_TASK INSTRUCTIONS:_ Each entry below is to be duplicated verbatim.

[Extracted data entries]
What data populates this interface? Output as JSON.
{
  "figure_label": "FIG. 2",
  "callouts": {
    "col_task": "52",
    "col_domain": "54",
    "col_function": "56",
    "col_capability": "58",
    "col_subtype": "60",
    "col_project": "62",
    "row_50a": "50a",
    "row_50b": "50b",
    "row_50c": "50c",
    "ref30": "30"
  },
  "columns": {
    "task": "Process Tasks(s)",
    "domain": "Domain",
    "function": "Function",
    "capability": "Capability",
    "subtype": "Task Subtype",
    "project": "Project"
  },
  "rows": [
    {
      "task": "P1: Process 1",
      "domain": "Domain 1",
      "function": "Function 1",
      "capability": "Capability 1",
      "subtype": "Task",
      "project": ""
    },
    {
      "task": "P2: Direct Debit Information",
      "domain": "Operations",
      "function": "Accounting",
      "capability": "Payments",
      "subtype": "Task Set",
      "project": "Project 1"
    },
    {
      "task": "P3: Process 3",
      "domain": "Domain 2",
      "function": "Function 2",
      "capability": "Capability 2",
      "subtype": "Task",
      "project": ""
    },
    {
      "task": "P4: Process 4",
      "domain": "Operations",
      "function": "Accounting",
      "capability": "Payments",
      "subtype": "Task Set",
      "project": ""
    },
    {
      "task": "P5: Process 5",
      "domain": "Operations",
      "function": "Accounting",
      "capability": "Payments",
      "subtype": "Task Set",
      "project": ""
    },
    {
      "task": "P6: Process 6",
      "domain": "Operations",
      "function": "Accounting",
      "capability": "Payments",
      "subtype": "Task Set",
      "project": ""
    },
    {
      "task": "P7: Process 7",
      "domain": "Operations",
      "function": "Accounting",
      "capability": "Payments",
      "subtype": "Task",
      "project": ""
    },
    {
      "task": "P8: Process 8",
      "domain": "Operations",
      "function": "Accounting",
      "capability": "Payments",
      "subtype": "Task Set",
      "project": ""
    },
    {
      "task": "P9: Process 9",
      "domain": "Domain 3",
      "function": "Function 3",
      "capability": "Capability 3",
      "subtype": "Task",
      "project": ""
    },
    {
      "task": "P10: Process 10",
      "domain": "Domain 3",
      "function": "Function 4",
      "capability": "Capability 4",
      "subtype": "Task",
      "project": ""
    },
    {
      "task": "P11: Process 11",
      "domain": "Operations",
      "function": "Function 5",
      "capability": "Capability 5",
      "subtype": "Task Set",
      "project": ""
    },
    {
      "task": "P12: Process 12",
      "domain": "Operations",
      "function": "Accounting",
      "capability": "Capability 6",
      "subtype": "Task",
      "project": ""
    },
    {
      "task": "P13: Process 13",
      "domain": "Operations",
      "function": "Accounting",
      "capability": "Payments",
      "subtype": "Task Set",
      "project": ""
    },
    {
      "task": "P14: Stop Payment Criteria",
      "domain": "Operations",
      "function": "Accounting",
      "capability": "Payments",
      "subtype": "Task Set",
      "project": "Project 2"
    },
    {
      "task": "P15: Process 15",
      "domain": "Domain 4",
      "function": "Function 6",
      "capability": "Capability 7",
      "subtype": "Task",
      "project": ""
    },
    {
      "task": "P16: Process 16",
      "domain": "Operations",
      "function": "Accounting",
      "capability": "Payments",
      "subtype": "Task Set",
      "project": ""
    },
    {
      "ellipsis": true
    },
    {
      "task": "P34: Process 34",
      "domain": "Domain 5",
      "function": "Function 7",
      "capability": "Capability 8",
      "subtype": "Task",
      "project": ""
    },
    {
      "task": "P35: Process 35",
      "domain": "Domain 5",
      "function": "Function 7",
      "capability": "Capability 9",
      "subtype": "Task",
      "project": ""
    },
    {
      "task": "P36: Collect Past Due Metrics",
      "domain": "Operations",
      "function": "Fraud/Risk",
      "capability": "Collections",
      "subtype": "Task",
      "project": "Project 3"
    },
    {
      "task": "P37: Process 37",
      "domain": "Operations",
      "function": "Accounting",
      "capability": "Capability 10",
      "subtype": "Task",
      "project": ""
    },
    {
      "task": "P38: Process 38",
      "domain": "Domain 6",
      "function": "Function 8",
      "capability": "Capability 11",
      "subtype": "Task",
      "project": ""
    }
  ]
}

_RESPONSE:_
What data populates this interface? Output as JSON.
{
  "figure_label": "FIG. 2",
  "callouts": {
    "col_task": "52",
    "col_domain": "54",
    "col_function": "56",
    "col_capability": "58",
    "col_subtype": "60",
    "col_project": "62",
    "row_50a": "50a",
    "row_50b": "50b",
    "row_50c": "50c",
    "ref30": "30"
  },
  "columns": {
    "task": "Process Tasks(s)",
    "domain": "Domain",
    "function": "Function",
    "capability": "Capability",
    "subtype": "Task Subtype",
    "project": "Project"
  },
  "rows": [
    {
      "task": "P1: Process 1",
      "domain": "Domain 1",
      "function": "Function 1",
      "capability": "Capability 1",
      "subtype": "Task",
      "project": ""
    },
    {
      "task": "P2: Direct Debit Information",
      "domain": "Operations",
      "function": "Accounting",
      "capability": "Payments",
      "subtype": "Task Set",
      "project": "Project 1"
    },
    {
      "task": "P3: Process 3",
      "domain": "Domain 2",
      "function": "Function 2",
      "capability": "Capability 2",
      "subtype": "Task",
      "project": ""
    },
    {
      "task": "P4: Process 4",
      "domain": "Operations",
      "function": "Accounting",
      "capability": "Payments",
      "subtype": "Task Set",
      "project": ""
    },
    {
      "task": "P5: Process 5",
      "domain": "Operations",
      "function": "Accounting",
      "capability": "Payments",
      "subtype": "Task Set",
      "project": ""
    },
    {
      "task": "P6: Process 6",
      "domain": "Operations",
      "function": "Accounting",
      "capability": "Payments",
      "subtype": "Task Set",
      "project": ""
    },
    {
      "task": "P7: Process 7",
      "domain": "Operations",
      "function": "Accounting",
      "capability": "Payments",
      "subtype": "Task",
      "project": ""
    },
    {
      "task": "P8: Process 8",
      "domain": "Operations",
      "function": "Accounting",
      "capability": "Payments",
      "subtype": "Task Set",
      "project": ""
    },
    {
      "task": "P9: Process 9",
      "domain": "Domain 3",
      "function": "Function 3",
      "capability": "Capability 3",
      "subtype": "Task",
      "project": ""
    },
    {
      "task": "P10: Process 10",
      "domain": "Domain 3",
      "function": "Function 4",
      "capability": "Capability 4",
      "subtype": "Task",
      "project": ""
    },
    {
      "task": "P11: Process 11",
      "domain": "Operations",
      "function": "Function 5",
      "capability": "Capability 5",
      "subtype": "Task Set",
      "project": ""
    },
    {
      "task": "P12: Process 12",
      "domain": "Operations",
      "function": "Accounting",
      "capability": "Capability 6",
      "subtype": "Task",
      "project": ""
    },
    {
      "task": "P13: Process 13",
      "domain": "Operations",
      "function": "Accounting",
      "capability": "Payments",
      "subtype": "Task Set",
      "project": ""
    },
    {
      "task": "P14: Stop Payment Criteria",
      "domain": "Operations",
      "function": "Accounting",
      "capability": "Payments",
      "subtype": "Task Set",
      "project": "Project 2"
    },
    {
      "task": "P15: Process 15",
      "domain": "Domain 4",
      "function": "Function 6",
      "capability": "Capability 7",
      "subtype": "Task",
      "project": ""
    },
    {
      "task": "P16: Process 16",
      "domain": "Operations",
      "function": "Accounting",
      "capability": "Payments",
      "subtype": "Task Set",
      "project": ""
    },
    {
      "ellipsis": true
    },
    {
      "task": "P34: Process 34",
      "domain": "Domain 5",
      "function": "Function 7",
      "capability": "Capability 8",
      "subtype": "Task",
      "project": ""
    },
    {
      "task": "P35: Process 35",
      "domain": "Domain 5",
      "function": "Function 7",
      "capability": "Capability 9",
      "subtype": "Task",
      "project": ""
    },
    {
      "task": "P36: Collect Past Due Metrics",
      "domain": "Operations",
      "function": "Fraud/Risk",
      "capability": "Collections",
      "subtype": "Task",
      "project": "Project 3"
    },
    {
      "task": "P37: Process 37",
      "domain": "Operations",
      "function": "Accounting",
      "capability": "Capability 10",
      "subtype": "Task",
      "project": ""
    },
    {
      "task": "P38: Process 38",
      "domain": "Domain 6",
      "function": "Function 8",
      "capability": "Capability 11",
      "subtype": "Task",
      "project": ""
    }
  ]
}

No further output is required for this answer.